It is unclear if high-intensity interval training (HIIT) elicits superior improvements in brachial artery (BA) flow-mediated dilation (FMD) responses (i.e., endothelial-dependent vasodilation) than moderate-intensity continuous training (MICT) or resistance training (RT) in otherwise healthy older adults. Whether HIIT enhances lower-limb FMD responses and/or augments low flow-mediated constriction (L-FMC) (endothelial-dependent vasoconstriction) responses more than MICT or RT is also unknown. We tested the hypothesis that HIIT would improve BA and popliteal artery (POP) FMD and L-FMC responses more than MICT or RT in healthy older adults.
Thirty-eight older adults (age, 67 ± 6 yr) performed 6 wk of either HIIT (2 × 20 min bouts alternating between 15-s intervals at 100% of peak power output [PPO] and passive recovery [0% PPO]; n = 12), MICT (34 min at 60% PPO; n = 12), or whole-body RT (8 exercises, 2 × 10 repetitions; n = 14). The L-FMC and FMD were measured before and after training using high-resolution ultrasound and quantified as the percent change in baseline diameter during distal cuff occlusion and after cuff release, respectively.

STORED DATA:
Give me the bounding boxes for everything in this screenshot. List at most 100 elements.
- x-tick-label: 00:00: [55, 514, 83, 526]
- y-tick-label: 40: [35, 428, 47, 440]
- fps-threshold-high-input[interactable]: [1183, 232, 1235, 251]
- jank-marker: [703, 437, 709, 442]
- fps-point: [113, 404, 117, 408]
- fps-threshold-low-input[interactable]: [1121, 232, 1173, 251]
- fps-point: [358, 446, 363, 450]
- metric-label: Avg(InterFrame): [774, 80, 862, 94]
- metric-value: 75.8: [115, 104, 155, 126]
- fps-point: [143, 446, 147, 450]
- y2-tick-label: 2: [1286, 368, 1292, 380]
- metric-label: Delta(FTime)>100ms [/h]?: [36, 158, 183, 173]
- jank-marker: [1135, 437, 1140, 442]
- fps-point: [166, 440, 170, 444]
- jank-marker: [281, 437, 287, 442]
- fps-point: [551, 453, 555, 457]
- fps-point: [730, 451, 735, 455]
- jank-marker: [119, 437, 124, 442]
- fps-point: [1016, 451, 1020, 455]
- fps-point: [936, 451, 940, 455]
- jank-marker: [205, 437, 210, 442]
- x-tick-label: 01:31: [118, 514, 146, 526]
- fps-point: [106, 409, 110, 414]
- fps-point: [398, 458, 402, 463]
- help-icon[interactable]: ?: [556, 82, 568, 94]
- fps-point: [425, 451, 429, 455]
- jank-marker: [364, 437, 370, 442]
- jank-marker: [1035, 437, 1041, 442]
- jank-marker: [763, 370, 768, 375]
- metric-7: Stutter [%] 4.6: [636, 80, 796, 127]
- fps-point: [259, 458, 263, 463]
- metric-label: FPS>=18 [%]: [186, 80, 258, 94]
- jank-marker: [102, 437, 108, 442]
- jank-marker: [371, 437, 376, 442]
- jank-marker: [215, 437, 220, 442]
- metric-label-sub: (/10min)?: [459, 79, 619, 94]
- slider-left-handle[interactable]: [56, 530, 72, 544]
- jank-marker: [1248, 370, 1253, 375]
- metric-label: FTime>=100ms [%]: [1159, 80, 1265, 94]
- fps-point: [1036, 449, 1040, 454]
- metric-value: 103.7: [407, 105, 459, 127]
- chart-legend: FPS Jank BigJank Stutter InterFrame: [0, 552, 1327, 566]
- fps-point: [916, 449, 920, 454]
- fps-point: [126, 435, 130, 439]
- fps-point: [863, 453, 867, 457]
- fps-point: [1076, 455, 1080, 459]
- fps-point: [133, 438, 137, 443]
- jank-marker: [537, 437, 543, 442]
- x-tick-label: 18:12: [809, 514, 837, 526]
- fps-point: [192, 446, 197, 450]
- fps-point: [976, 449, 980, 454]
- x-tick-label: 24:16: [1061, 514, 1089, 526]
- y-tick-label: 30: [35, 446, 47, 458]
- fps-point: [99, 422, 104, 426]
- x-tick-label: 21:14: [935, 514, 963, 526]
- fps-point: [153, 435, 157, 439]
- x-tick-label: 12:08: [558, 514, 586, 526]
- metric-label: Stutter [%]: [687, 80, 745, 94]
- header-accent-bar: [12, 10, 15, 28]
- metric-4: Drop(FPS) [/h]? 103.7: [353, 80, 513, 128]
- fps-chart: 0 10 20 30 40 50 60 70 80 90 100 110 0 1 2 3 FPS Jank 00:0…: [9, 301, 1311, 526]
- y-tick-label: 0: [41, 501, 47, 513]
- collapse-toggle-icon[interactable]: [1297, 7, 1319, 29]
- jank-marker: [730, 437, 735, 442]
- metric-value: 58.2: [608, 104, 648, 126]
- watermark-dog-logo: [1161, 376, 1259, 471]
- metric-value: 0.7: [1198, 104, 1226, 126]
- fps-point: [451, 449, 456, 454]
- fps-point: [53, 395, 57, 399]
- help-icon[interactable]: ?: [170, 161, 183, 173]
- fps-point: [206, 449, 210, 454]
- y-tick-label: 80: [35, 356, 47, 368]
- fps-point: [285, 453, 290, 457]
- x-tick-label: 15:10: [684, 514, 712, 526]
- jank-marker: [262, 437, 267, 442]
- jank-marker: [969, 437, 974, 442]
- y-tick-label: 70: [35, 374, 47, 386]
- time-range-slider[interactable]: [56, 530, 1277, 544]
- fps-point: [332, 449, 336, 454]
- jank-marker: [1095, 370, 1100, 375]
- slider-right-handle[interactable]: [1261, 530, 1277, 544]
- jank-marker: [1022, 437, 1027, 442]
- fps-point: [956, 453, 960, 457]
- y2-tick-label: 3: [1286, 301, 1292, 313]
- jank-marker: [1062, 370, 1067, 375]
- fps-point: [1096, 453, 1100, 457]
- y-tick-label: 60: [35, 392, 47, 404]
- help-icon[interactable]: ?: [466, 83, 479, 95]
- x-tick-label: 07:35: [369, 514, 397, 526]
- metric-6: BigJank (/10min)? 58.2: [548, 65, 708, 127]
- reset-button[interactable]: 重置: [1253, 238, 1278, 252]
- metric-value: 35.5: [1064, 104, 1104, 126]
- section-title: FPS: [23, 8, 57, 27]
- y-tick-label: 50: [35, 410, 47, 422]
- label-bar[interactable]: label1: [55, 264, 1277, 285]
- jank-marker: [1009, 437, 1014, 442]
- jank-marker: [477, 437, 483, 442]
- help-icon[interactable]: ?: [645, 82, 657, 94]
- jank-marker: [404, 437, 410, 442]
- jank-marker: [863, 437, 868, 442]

WORK ORDER A: From the exercise study text, list every abbreviation that is defined in parentheses or brackets, together with its meaning.
WORK ORDER B: According to the exercise study text, how many participants were in the resistance training group?
WORK ORDER C: Pick up the exercise study text after its final sentence and continue writing it.
The records come from a different source than the exercise study text.

RESPONSE BOX A:
- HIIT: high-intensity interval training
- BA: brachial artery
- FMD: flow-mediated dilation
- MICT: moderate-intensity continuous training
- RT: resistance training
- L-FMC: low flow-mediated constriction
- POP: popliteal artery
- PPO: peak power output

RESPONSE BOX B: Fourteen participants (n = 14).

RESPONSE BOX C:
Resting BA blood flow and vascular conductance (both, P < 0.003) were greater after HIIT only. The HIIT and MICT similarly increased BA-FMD (pre–post: both, P < 0.001), but only HIIT improved BA L-FMC (P < 0.001). Both HIIT and MICT similarly enhanced POP FMD and L-FMC responses (both, P < 0.045). Resistance training did not impact FMD or L-FMC responses in either artery (all, P > 0.20).
HIIT and MICT, but not RT, similarly improved lower-limb vasodilator and vasoconstrictor endothelial function in older adults. Although HIIT and MICT groups enhanced BA vasodilator function, only HIIT improved resting conductance and endothelial sensitivity to low-flow in the BA. In the short-term, HIIT may be most effective at improving peripheral vascular endothelial function in older adults.